═════ RECORDS ═════
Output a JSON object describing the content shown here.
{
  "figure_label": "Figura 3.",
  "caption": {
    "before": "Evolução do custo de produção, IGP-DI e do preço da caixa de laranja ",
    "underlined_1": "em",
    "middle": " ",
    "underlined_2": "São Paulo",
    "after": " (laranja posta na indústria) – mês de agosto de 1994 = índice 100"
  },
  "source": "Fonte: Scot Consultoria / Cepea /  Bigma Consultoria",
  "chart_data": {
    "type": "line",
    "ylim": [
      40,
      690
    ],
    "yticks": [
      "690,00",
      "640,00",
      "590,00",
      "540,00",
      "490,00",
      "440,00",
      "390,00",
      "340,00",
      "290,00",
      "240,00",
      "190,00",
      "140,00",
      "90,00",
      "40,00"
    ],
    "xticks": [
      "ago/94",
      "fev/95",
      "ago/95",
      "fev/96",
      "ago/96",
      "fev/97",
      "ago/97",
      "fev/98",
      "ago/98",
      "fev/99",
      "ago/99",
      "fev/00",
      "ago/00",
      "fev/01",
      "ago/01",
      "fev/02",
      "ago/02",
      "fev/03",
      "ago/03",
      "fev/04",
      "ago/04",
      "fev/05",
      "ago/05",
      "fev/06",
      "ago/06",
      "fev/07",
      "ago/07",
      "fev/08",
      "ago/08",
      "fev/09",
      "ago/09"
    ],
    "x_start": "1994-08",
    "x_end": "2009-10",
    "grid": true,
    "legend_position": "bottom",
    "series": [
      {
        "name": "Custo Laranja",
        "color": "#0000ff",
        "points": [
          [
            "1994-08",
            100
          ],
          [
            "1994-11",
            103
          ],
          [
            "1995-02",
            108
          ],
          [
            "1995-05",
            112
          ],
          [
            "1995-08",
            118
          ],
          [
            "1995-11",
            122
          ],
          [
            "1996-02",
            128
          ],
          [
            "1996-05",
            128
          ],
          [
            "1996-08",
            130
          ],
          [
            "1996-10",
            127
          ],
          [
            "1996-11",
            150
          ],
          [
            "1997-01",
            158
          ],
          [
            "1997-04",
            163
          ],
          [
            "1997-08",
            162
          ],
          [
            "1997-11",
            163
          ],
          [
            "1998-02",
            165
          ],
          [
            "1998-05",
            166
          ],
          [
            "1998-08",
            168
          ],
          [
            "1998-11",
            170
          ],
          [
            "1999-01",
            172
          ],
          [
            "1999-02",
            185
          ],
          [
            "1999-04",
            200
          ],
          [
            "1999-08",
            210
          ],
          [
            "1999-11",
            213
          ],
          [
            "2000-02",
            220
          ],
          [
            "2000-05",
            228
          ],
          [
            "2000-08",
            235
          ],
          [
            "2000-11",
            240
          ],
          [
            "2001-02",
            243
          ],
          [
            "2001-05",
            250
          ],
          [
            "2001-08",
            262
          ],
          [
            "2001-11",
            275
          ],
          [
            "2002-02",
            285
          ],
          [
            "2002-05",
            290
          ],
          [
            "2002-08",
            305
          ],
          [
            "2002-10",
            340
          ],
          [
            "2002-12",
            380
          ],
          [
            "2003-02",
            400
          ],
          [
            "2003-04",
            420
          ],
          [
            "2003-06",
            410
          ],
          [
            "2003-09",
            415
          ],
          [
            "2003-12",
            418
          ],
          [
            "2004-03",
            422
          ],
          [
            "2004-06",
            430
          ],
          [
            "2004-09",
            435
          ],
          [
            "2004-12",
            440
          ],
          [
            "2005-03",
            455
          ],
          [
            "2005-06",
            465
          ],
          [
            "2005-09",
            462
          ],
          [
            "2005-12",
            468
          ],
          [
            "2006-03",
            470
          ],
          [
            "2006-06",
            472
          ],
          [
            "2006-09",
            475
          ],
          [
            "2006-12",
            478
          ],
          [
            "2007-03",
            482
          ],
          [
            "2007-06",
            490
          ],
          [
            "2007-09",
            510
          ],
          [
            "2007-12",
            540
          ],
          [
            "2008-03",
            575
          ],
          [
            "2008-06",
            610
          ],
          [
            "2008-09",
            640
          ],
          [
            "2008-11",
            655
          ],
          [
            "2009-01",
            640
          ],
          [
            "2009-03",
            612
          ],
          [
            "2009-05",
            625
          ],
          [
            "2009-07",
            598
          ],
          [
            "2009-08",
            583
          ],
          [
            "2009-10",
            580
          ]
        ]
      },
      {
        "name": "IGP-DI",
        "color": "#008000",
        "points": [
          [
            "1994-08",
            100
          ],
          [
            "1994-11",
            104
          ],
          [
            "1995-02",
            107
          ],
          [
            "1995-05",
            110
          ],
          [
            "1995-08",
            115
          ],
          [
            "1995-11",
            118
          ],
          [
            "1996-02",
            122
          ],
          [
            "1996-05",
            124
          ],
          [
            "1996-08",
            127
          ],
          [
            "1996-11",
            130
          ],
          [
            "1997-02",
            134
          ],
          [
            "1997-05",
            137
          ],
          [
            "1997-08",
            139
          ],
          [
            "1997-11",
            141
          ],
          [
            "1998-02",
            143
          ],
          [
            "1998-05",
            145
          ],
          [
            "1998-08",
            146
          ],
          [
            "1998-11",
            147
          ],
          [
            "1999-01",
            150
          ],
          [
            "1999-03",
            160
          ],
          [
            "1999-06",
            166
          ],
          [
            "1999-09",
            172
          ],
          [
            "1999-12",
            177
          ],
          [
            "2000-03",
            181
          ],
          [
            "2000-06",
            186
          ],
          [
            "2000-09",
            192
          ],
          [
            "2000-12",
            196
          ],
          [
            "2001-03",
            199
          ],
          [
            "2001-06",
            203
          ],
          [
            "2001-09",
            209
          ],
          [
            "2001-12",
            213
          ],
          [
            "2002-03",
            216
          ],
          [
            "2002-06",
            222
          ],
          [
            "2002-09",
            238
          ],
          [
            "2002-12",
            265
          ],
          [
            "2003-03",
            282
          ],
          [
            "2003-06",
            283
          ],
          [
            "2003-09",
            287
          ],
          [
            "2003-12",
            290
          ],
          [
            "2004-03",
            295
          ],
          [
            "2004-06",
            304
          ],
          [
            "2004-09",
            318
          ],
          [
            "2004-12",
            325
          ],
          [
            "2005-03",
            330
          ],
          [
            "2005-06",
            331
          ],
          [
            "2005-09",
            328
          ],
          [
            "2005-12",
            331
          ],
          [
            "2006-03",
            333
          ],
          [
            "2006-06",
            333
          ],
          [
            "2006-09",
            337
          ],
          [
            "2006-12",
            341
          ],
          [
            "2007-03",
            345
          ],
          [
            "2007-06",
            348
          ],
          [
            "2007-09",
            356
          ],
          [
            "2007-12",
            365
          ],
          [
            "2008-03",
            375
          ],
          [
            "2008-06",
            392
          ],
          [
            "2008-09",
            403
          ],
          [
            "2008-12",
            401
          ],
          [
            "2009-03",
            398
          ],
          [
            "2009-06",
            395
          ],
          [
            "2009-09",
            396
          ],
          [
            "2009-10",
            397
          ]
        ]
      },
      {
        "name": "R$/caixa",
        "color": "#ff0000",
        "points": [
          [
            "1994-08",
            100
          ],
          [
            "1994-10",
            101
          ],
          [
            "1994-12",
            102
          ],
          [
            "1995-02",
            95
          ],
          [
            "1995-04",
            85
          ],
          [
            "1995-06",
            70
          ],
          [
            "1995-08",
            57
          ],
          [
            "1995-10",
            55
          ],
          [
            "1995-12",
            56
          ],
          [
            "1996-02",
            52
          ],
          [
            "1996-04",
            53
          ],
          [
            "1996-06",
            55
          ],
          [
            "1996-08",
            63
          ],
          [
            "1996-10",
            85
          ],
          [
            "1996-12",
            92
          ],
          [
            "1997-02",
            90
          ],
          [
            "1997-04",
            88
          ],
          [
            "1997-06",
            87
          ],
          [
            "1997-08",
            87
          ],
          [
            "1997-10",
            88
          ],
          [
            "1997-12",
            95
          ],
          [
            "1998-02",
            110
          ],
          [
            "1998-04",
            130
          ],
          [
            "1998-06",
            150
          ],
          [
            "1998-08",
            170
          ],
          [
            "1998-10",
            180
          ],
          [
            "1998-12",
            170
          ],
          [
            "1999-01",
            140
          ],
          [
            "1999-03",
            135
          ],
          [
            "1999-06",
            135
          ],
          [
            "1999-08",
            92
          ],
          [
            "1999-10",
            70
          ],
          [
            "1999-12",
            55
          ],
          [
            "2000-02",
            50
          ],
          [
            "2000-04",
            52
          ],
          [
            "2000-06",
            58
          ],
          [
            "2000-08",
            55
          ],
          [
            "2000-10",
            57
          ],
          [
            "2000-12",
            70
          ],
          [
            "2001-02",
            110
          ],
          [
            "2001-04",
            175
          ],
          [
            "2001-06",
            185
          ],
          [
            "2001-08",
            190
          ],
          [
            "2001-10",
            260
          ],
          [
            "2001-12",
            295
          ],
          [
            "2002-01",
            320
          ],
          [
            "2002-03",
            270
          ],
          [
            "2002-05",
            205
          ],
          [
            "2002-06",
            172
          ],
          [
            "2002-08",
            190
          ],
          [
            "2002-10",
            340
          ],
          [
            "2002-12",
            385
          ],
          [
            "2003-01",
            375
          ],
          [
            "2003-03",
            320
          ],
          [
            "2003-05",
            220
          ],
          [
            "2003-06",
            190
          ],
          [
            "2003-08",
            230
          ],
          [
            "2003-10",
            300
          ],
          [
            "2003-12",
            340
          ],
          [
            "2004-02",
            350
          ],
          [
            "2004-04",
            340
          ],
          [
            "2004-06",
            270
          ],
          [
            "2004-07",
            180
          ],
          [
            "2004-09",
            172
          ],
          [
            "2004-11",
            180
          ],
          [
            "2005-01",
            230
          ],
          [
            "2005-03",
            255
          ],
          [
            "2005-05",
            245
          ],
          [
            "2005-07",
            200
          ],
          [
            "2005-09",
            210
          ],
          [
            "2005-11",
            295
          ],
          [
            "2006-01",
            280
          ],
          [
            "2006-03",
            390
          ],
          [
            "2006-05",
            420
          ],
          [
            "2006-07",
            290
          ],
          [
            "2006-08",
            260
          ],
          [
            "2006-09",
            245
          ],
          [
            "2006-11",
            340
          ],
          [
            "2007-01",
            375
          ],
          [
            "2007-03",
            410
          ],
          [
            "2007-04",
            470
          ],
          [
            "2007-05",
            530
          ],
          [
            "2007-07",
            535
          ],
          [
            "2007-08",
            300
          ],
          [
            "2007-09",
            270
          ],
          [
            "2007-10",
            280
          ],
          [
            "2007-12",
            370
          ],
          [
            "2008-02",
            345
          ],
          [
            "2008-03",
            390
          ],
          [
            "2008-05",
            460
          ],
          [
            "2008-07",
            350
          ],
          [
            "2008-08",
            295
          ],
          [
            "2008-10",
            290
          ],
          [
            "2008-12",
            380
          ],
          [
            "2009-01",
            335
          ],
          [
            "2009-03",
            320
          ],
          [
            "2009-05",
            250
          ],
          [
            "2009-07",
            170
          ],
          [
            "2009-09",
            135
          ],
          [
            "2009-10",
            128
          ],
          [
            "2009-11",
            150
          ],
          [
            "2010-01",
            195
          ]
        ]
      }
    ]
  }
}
═════
#### [DIRECTIONS FOR THIS TASK]
Select all lines with the word "name" from the entries above.

#### [OUTPUT]
        "name": "Custo Laranja",
        "name": "IGP-DI",
        "name": "R$/caixa",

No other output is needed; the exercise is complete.